# Task instructions
Return all lines in the material below that contain "除法各部分间的关系进行验算".

# Materials provided
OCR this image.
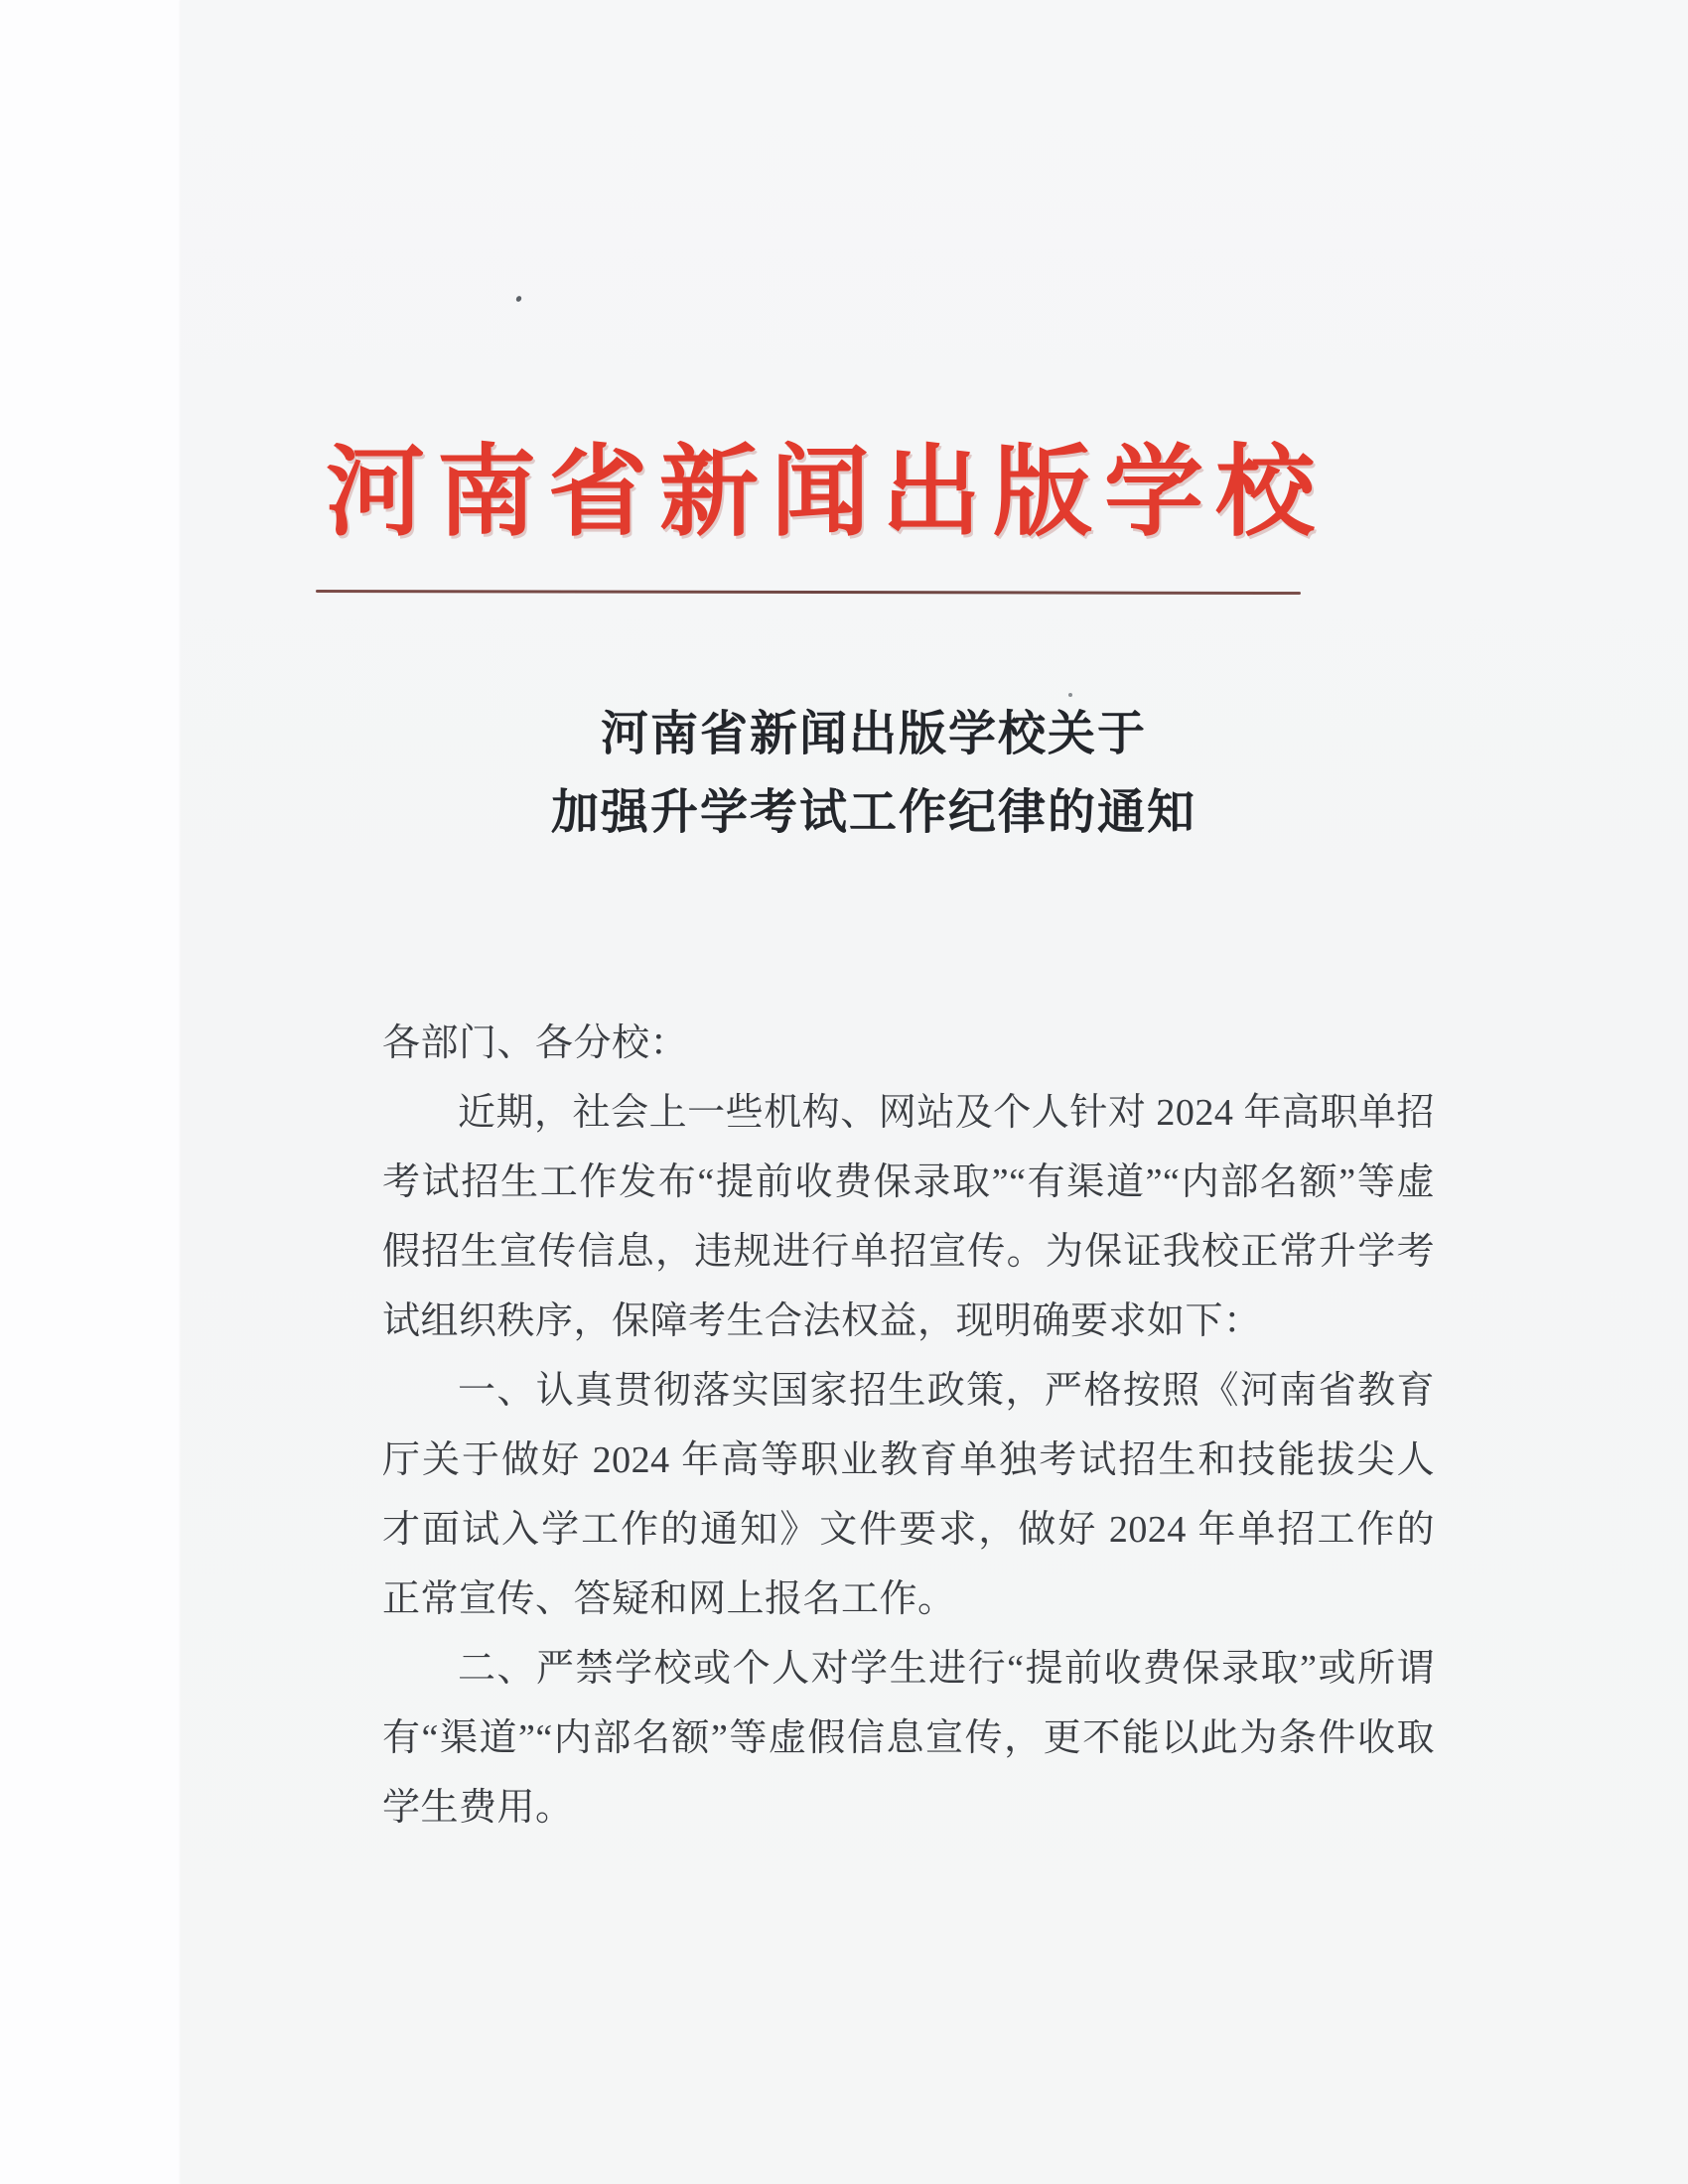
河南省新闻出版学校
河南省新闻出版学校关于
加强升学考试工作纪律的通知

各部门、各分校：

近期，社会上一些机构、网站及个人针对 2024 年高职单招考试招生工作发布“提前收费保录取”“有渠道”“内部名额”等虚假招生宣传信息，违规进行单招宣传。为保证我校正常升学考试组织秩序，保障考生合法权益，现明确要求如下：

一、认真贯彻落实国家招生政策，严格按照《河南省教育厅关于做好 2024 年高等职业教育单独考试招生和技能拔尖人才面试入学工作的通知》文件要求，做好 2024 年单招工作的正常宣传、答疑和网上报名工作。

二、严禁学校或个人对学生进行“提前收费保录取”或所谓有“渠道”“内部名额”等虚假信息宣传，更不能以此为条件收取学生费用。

...

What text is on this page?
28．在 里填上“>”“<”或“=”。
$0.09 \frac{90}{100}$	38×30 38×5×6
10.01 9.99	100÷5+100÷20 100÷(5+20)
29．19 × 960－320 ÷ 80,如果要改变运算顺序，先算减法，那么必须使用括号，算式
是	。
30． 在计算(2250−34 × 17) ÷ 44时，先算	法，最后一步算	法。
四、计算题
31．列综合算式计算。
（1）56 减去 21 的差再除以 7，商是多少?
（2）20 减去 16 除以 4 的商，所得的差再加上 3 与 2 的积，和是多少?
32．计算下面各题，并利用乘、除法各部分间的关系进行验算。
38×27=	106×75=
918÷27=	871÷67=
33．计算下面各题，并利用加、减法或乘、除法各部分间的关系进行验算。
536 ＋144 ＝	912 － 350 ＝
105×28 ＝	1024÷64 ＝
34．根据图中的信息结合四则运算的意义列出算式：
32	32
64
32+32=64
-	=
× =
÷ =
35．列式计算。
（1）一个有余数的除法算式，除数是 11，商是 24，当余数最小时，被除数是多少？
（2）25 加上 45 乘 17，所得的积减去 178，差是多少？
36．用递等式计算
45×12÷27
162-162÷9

# Written answer
32．计算下面各题，并利用乘、除法各部分间的关系进行验算。
33．计算下面各题，并利用加、减法或乘、除法各部分间的关系进行验算。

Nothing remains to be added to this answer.